● Short task
Please transcribe the listing below in full and word for word, without its pictures.

Entries from a dataset
━━━━━━━━━━━━━━━━━━━━━━━━━━━━━━

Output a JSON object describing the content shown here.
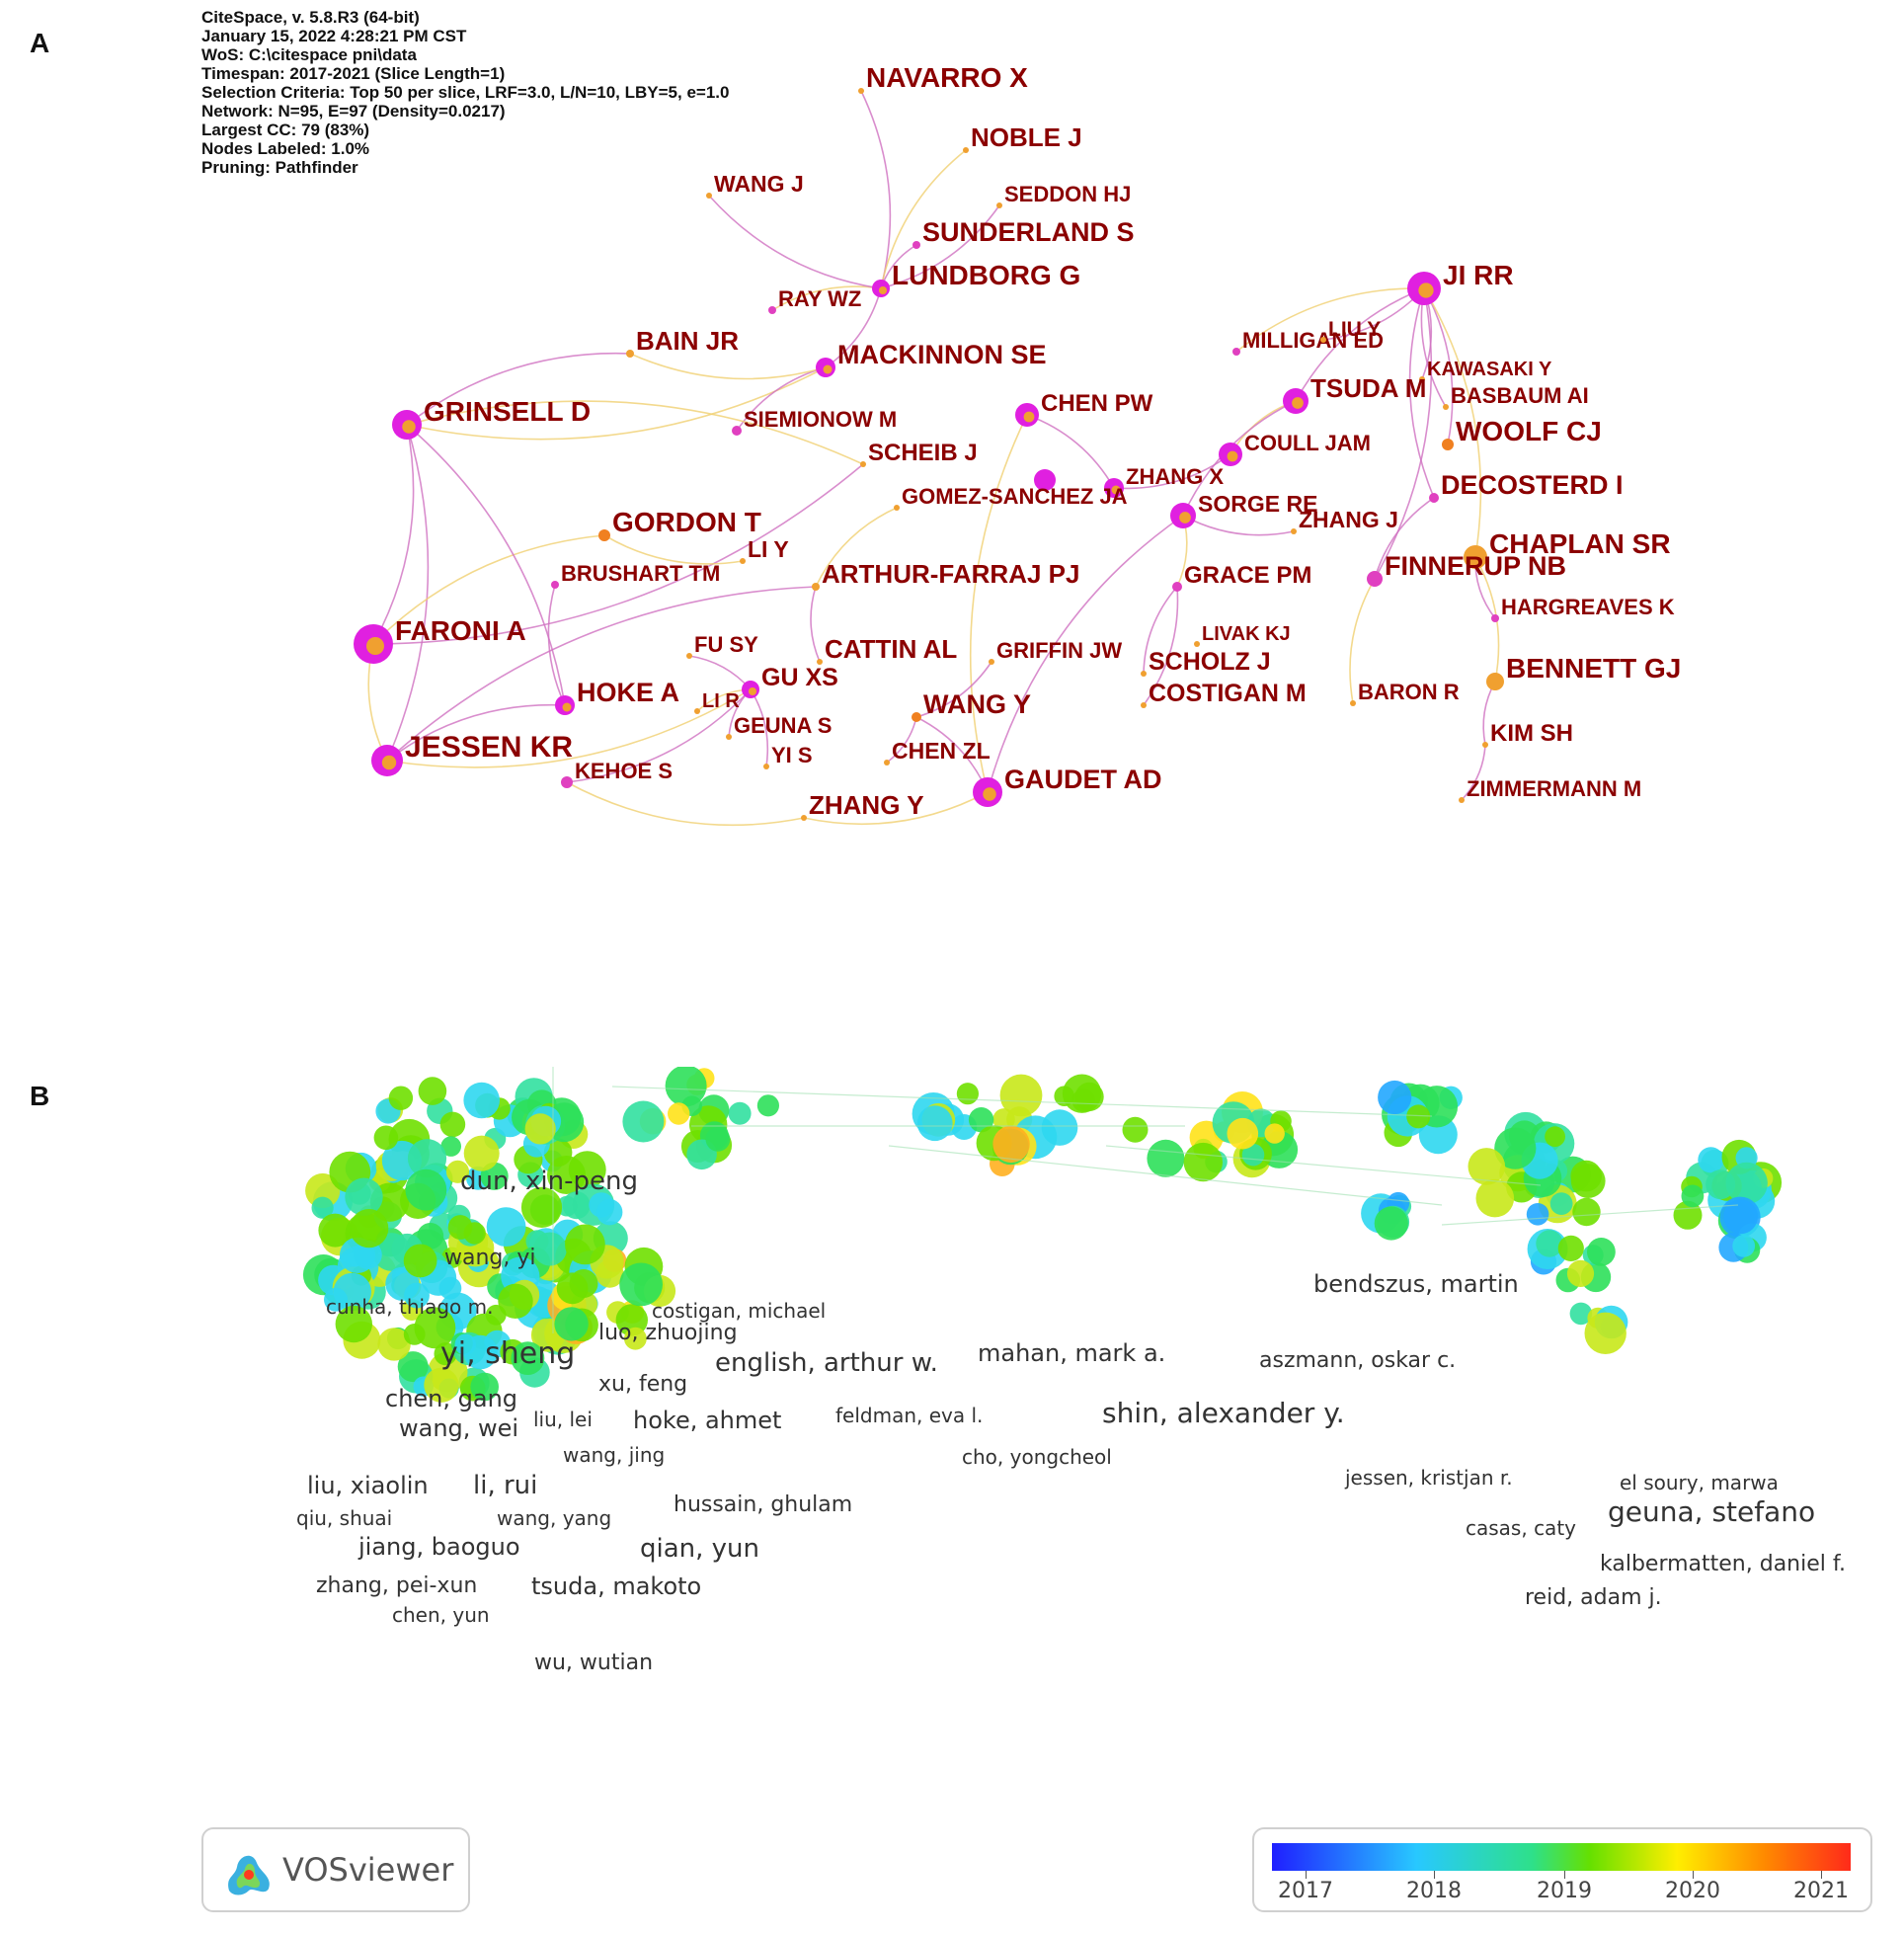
{
  "panels": {
    "a_label": "A",
    "b_label": "B"
  },
  "panel_a": {
    "info_lines": [
      "CiteSpace, v. 5.8.R3 (64-bit)",
      "January 15, 2022 4:28:21 PM CST",
      "WoS: C:\\citespace pni\\data",
      "Timespan: 2017-2021 (Slice Length=1)",
      "Selection Criteria: Top 50 per slice, LRF=3.0, L/N=10, LBY=5, e=1.0",
      "Network: N=95, E=97 (Density=0.0217)",
      "Largest CC: 79 (83%)",
      "Nodes Labeled: 1.0%",
      "Pruning: Pathfinder"
    ],
    "nodes": [
      {
        "label": "NAVARRO X"
      },
      {
        "label": "NOBLE J"
      },
      {
        "label": "SEDDON HJ"
      },
      {
        "label": "WANG J"
      },
      {
        "label": "SUNDERLAND S"
      },
      {
        "label": "LUNDBORG G"
      },
      {
        "label": "RAY WZ"
      },
      {
        "label": "JI RR"
      },
      {
        "label": "MILLIGAN ED"
      },
      {
        "label": "LIU Y"
      },
      {
        "label": "BAIN JR"
      },
      {
        "label": "MACKINNON SE"
      },
      {
        "label": "KAWASAKI Y"
      },
      {
        "label": "TSUDA M"
      },
      {
        "label": "BASBAUM AI"
      },
      {
        "label": "GRINSELL D"
      },
      {
        "label": "SIEMIONOW M"
      },
      {
        "label": "CHEN PW"
      },
      {
        "label": "WOOLF CJ"
      },
      {
        "label": "COULL JAM"
      },
      {
        "label": "SCHEIB J"
      },
      {
        "label": "ZHANG X"
      },
      {
        "label": "DECOSTERD I"
      },
      {
        "label": "GOMEZ-SANCHEZ JA"
      },
      {
        "label": "SORGE RE"
      },
      {
        "label": "GORDON T"
      },
      {
        "label": "ZHANG J"
      },
      {
        "label": "CHAPLAN SR"
      },
      {
        "label": "LI Y"
      },
      {
        "label": "BRUSHART TM"
      },
      {
        "label": "ARTHUR-FARRAJ PJ"
      },
      {
        "label": "GRACE PM"
      },
      {
        "label": "FINNERUP NB"
      },
      {
        "label": "HARGREAVES K"
      },
      {
        "label": "FARONI A"
      },
      {
        "label": "LIVAK KJ"
      },
      {
        "label": "FU SY"
      },
      {
        "label": "CATTIN AL"
      },
      {
        "label": "GRIFFIN JW"
      },
      {
        "label": "GU XS"
      },
      {
        "label": "SCHOLZ J"
      },
      {
        "label": "BENNETT GJ"
      },
      {
        "label": "HOKE A"
      },
      {
        "label": "LI R"
      },
      {
        "label": "WANG Y"
      },
      {
        "label": "COSTIGAN M"
      },
      {
        "label": "BARON R"
      },
      {
        "label": "GEUNA S"
      },
      {
        "label": "KIM SH"
      },
      {
        "label": "JESSEN KR"
      },
      {
        "label": "CHEN ZL"
      },
      {
        "label": "YI S"
      },
      {
        "label": "KEHOE S"
      },
      {
        "label": "GAUDET AD"
      },
      {
        "label": "ZIMMERMANN M"
      },
      {
        "label": "ZHANG Y"
      }
    ],
    "colors": {
      "label": "#8b0000",
      "node": "#e020e0",
      "edge_pink": "#d070c0",
      "edge_yellow": "#f0d070"
    }
  },
  "panel_b": {
    "nodes": [
      {
        "label": "dun, xin-peng"
      },
      {
        "label": "wang, yi"
      },
      {
        "label": "luo, zhuojing"
      },
      {
        "label": "cunha, thiago m."
      },
      {
        "label": "costigan, michael"
      },
      {
        "label": "yi, sheng"
      },
      {
        "label": "english, arthur w."
      },
      {
        "label": "mahan, mark a."
      },
      {
        "label": "bendszus, martin"
      },
      {
        "label": "aszmann, oskar c."
      },
      {
        "label": "xu, feng"
      },
      {
        "label": "chen, gang"
      },
      {
        "label": "liu, lei"
      },
      {
        "label": "hoke, ahmet"
      },
      {
        "label": "feldman, eva l."
      },
      {
        "label": "shin, alexander y."
      },
      {
        "label": "wang, wei"
      },
      {
        "label": "wang, jing"
      },
      {
        "label": "cho, yongcheol"
      },
      {
        "label": "jessen, kristjan r."
      },
      {
        "label": "el soury, marwa"
      },
      {
        "label": "liu, xiaolin"
      },
      {
        "label": "li, rui"
      },
      {
        "label": "hussain, ghulam"
      },
      {
        "label": "geuna, stefano"
      },
      {
        "label": "qiu, shuai"
      },
      {
        "label": "wang, yang"
      },
      {
        "label": "casas, caty"
      },
      {
        "label": "jiang, baoguo"
      },
      {
        "label": "qian, yun"
      },
      {
        "label": "kalbermatten, daniel f."
      },
      {
        "label": "zhang, pei-xun"
      },
      {
        "label": "tsuda, makoto"
      },
      {
        "label": "reid, adam j."
      },
      {
        "label": "chen, yun"
      },
      {
        "label": "wu, wutian"
      }
    ],
    "logo_text": "VOSviewer",
    "legend": {
      "ticks": [
        "2017",
        "2018",
        "2019",
        "2020",
        "2021"
      ],
      "colors": [
        "#1f1fff",
        "#28c8ff",
        "#2ee08a",
        "#66e000",
        "#ffee00",
        "#ff8a00",
        "#ff2a1a"
      ]
    }
  }
}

━━━━━━━━━━━━━━━━━━━━━━━━━━━━━━

● Solution to the problem
Output a JSON object describing the content shown here.
{
  "panels": {
    "a_label": "A",
    "b_label": "B"
  },
  "panel_a": {
    "info_lines": [
      "CiteSpace, v. 5.8.R3 (64-bit)",
      "January 15, 2022 4:28:21 PM CST",
      "WoS: C:\\citespace pni\\data",
      "Timespan: 2017-2021 (Slice Length=1)",
      "Selection Criteria: Top 50 per slice, LRF=3.0, L/N=10, LBY=5, e=1.0",
      "Network: N=95, E=97 (Density=0.0217)",
      "Largest CC: 79 (83%)",
      "Nodes Labeled: 1.0%",
      "Pruning: Pathfinder"
    ],
    "nodes": [
      {
        "label": "NAVARRO X"
      },
      {
        "label": "NOBLE J"
      },
      {
        "label": "SEDDON HJ"
      },
      {
        "label": "WANG J"
      },
      {
        "label": "SUNDERLAND S"
      },
      {
        "label": "LUNDBORG G"
      },
      {
        "label": "RAY WZ"
      },
      {
        "label": "JI RR"
      },
      {
        "label": "MILLIGAN ED"
      },
      {
        "label": "LIU Y"
      },
      {
        "label": "BAIN JR"
      },
      {
        "label": "MACKINNON SE"
      },
      {
        "label": "KAWASAKI Y"
      },
      {
        "label": "TSUDA M"
      },
      {
        "label": "BASBAUM AI"
      },
      {
        "label": "GRINSELL D"
      },
      {
        "label": "SIEMIONOW M"
      },
      {
        "label": "CHEN PW"
      },
      {
        "label": "WOOLF CJ"
      },
      {
        "label": "COULL JAM"
      },
      {
        "label": "SCHEIB J"
      },
      {
        "label": "ZHANG X"
      },
      {
        "label": "DECOSTERD I"
      },
      {
        "label": "GOMEZ-SANCHEZ JA"
      },
      {
        "label": "SORGE RE"
      },
      {
        "label": "GORDON T"
      },
      {
        "label": "ZHANG J"
      },
      {
        "label": "CHAPLAN SR"
      },
      {
        "label": "LI Y"
      },
      {
        "label": "BRUSHART TM"
      },
      {
        "label": "ARTHUR-FARRAJ PJ"
      },
      {
        "label": "GRACE PM"
      },
      {
        "label": "FINNERUP NB"
      },
      {
        "label": "HARGREAVES K"
      },
      {
        "label": "FARONI A"
      },
      {
        "label": "LIVAK KJ"
      },
      {
        "label": "FU SY"
      },
      {
        "label": "CATTIN AL"
      },
      {
        "label": "GRIFFIN JW"
      },
      {
        "label": "GU XS"
      },
      {
        "label": "SCHOLZ J"
      },
      {
        "label": "BENNETT GJ"
      },
      {
        "label": "HOKE A"
      },
      {
        "label": "LI R"
      },
      {
        "label": "WANG Y"
      },
      {
        "label": "COSTIGAN M"
      },
      {
        "label": "BARON R"
      },
      {
        "label": "GEUNA S"
      },
      {
        "label": "KIM SH"
      },
      {
        "label": "JESSEN KR"
      },
      {
        "label": "CHEN ZL"
      },
      {
        "label": "YI S"
      },
      {
        "label": "KEHOE S"
      },
      {
        "label": "GAUDET AD"
      },
      {
        "label": "ZIMMERMANN M"
      },
      {
        "label": "ZHANG Y"
      }
    ],
    "colors": {
      "label": "#8b0000",
      "node": "#e020e0",
      "edge_pink": "#d070c0",
      "edge_yellow": "#f0d070"
    }
  },
  "panel_b": {
    "nodes": [
      {
        "label": "dun, xin-peng"
      },
      {
        "label": "wang, yi"
      },
      {
        "label": "luo, zhuojing"
      },
      {
        "label": "cunha, thiago m."
      },
      {
        "label": "costigan, michael"
      },
      {
        "label": "yi, sheng"
      },
      {
        "label": "english, arthur w."
      },
      {
        "label": "mahan, mark a."
      },
      {
        "label": "bendszus, martin"
      },
      {
        "label": "aszmann, oskar c."
      },
      {
        "label": "xu, feng"
      },
      {
        "label": "chen, gang"
      },
      {
        "label": "liu, lei"
      },
      {
        "label": "hoke, ahmet"
      },
      {
        "label": "feldman, eva l."
      },
      {
        "label": "shin, alexander y."
      },
      {
        "label": "wang, wei"
      },
      {
        "label": "wang, jing"
      },
      {
        "label": "cho, yongcheol"
      },
      {
        "label": "jessen, kristjan r."
      },
      {
        "label": "el soury, marwa"
      },
      {
        "label": "liu, xiaolin"
      },
      {
        "label": "li, rui"
      },
      {
        "label": "hussain, ghulam"
      },
      {
        "label": "geuna, stefano"
      },
      {
        "label": "qiu, shuai"
      },
      {
        "label": "wang, yang"
      },
      {
        "label": "casas, caty"
      },
      {
        "label": "jiang, baoguo"
      },
      {
        "label": "qian, yun"
      },
      {
        "label": "kalbermatten, daniel f."
      },
      {
        "label": "zhang, pei-xun"
      },
      {
        "label": "tsuda, makoto"
      },
      {
        "label": "reid, adam j."
      },
      {
        "label": "chen, yun"
      },
      {
        "label": "wu, wutian"
      }
    ],
    "logo_text": "VOSviewer",
    "legend": {
      "ticks": [
        "2017",
        "2018",
        "2019",
        "2020",
        "2021"
      ],
      "colors": [
        "#1f1fff",
        "#28c8ff",
        "#2ee08a",
        "#66e000",
        "#ffee00",
        "#ff8a00",
        "#ff2a1a"
      ]
    }
  }
}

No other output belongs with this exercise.